## Written request
From the article on life safety networks that follows, list every kind of network that the opening summary names as creating an unprecedented level of connectivity.

## Reading passage
━━━━━━━━━━━━━━━━━━━━

SP&T News

Integration News
The right response

Voice, data, wireless and even body-area networks have created an unprecedented level of connectivity, and the power of this persistent connection makes it possible to do all sorts of great things.

May 13, 2016  By Mike MacLeod


The convergence of networks and devices has led to the Internet of Things, with Cisco’s Internet Business Group predicting that some 25 billion devices will be connected by 2015, and 50 billion by 2020. While this is an important technology trend and a key aspect of my own business, I have to wave the caution flag in terms of using Wi-Fi networks for life safety applications. When IT managers start talking to me about taking this route, I like to use this analogy/advice: Just because you can bungee jump with kite string doesn’t mean you should. The notion of multi-use doesn’t mean all use.

Would you ever put a fire panel on Wi-Fi? No, because a fire system needs to be separate, isolated without dependencies on routers, cabling, switching, access points, etc. Why do we put people in solitary confinement, with solitary being the operative word? Because we want to remove the variables, the unknowns, the risks. The same is true for any life safety application because the stakes are simply too high for compromise. Wi-Fi has its place, but life safety isn’t it because there are too many failure points and too much traffic. Therefore, life safety applications should always run on a dedicated, wireless mesh network. How do you argue this point with an IT manager or convince a CEO to listen to you over the voices of his or her IT department? I offer these facts about mesh networks based on more than 25 years of technology experience.

━━━━━━━━━━━━━━━━━━━━

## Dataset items
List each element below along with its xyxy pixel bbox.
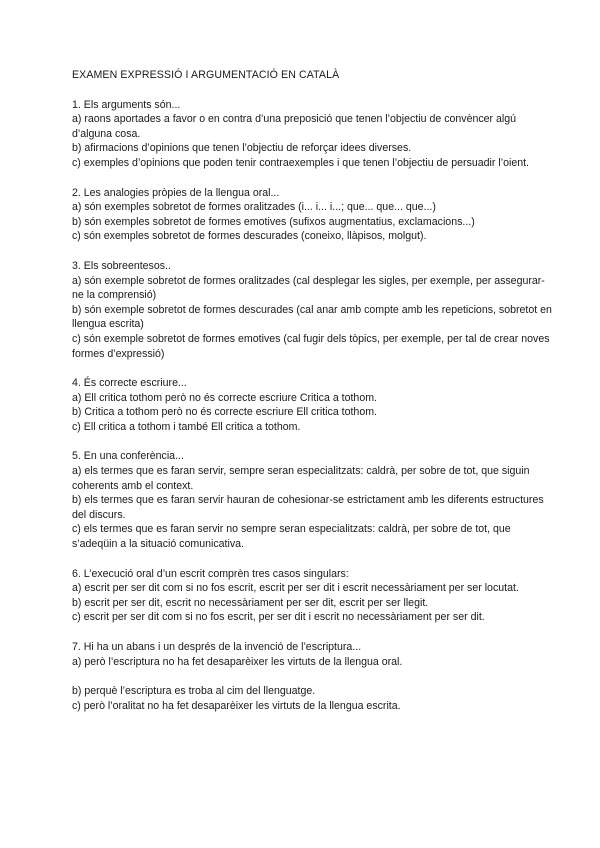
question-prompt: 5. En una conferència... [72,450,184,463]
question-7 [72,640,552,713]
answer-option-a: a) són exemples sobretot de formes oralitzades (i... i... i...; que... que... que...) [72,201,436,214]
spacer [72,669,552,684]
answer-option-c: c) els termes que es faran servir no sempre seran especialitzats: caldrà, per sobre de tot, que s’adeqüin a la situació comunicativa. [72,523,511,551]
question-prompt: 2. Les analogies pròpies de la llengua oral... [72,186,280,199]
answer-option-c: c) exemples d’opinions que poden tenir contraexemples i que tenen l’objectiu de persuadir l’oient. [72,156,529,169]
answer-option-a: a) són exemple sobretot de formes oralitzades (cal desplegar les sigles, per exemple, per assegurar-ne la comprensió) [72,274,545,302]
answer-option-c: c) Ell critica a tothom i també Ell critica a tothom. [72,420,301,433]
answer-option-b: b) afirmacions d’opinions que tenen l’objectiu de reforçar idees diverses. [72,142,412,155]
question-3 [72,259,552,361]
question-prompt: 7. Hi ha un abans i un després de la invenció de l’escriptura... [72,641,362,653]
answer-option-c: c) escrit per ser dit com si no fos escrit, per ser dit i escrit no necessàriament per ser dit. [72,611,485,624]
answer-option-c: c) són exemple sobretot de formes emotives (cal fugir dels tòpics, per exemple, per tal de crear noves formes d’expressió) [72,332,550,360]
answer-option-b: b) són exemple sobretot de formes descurades (cal anar amb compte amb les repeticions, sobretot en llengua escrita) [72,303,552,331]
question-1 [72,98,552,171]
answer-option-b: b) escrit per ser dit, escrit no necessàriament per ser dit, escrit per ser llegit. [72,596,429,609]
answer-option-a: a) Ell critica tothom però no és correcte escriure Critica a tothom. [72,391,377,404]
question-prompt: 1. Els arguments són... [72,98,181,111]
question-2 [72,186,552,244]
answer-option-b: b) Critica a tothom però no és correcte escriure Ell critica tothom. [72,406,377,419]
answer-option-b: b) perquè l’escriptura es troba al cim del llenguatge. [72,685,316,698]
exam-title: EXAMEN EXPRESSIÓ I ARGUMENTACIÓ EN CATALÀ [72,69,340,81]
answer-option-a: a) els termes que es faran servir, sempre seran especialitzats: caldrà, per sobre de tot, que siguin coherents amb el context. [72,465,530,492]
answer-option-b: b) són exemples sobretot de formes emotives (sufixos augmentatius, exclamacions...) [72,215,475,228]
answer-option-a: a) raons aportades a favor o en contra d’una preposició que tenen l’objectiu de convèncer algú d’alguna cosa. [72,113,517,140]
question-4 [72,376,552,434]
answer-option-c: c) són exemples sobretot de formes descurades (coneixo, llàpisos, molgut). [72,230,427,243]
answer-option-c: c) però l’oralitat no ha fet desaparèixer les virtuts de la llengua escrita. [72,699,401,712]
question-prompt: 6. L’execució oral d’un escrit comprèn tres casos singulars: [72,567,349,580]
exam-document [72,68,552,728]
answer-option-a: a) escrit per ser dit com si no fos escrit, escrit per ser dit i escrit necessàriament per ser locutat. [72,582,519,595]
question-prompt: 3. Els sobreentesos.. [72,259,171,272]
question-prompt: 4. És correcte escriure... [72,377,187,390]
answer-option-a: a) però l’escriptura no ha fet desaparèixer les virtuts de la llengua oral. [72,655,403,668]
question-6 [72,567,552,625]
answer-option-b: b) els termes que es faran servir hauran de cohesionar-se estrictament amb les diferents estructures del discurs. [72,494,544,521]
question-5 [72,449,552,551]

━━━━━━━━━━━━━━━━━━━━

## Solution for this task
Voice networks
Data networks
Wireless networks
Body-area networks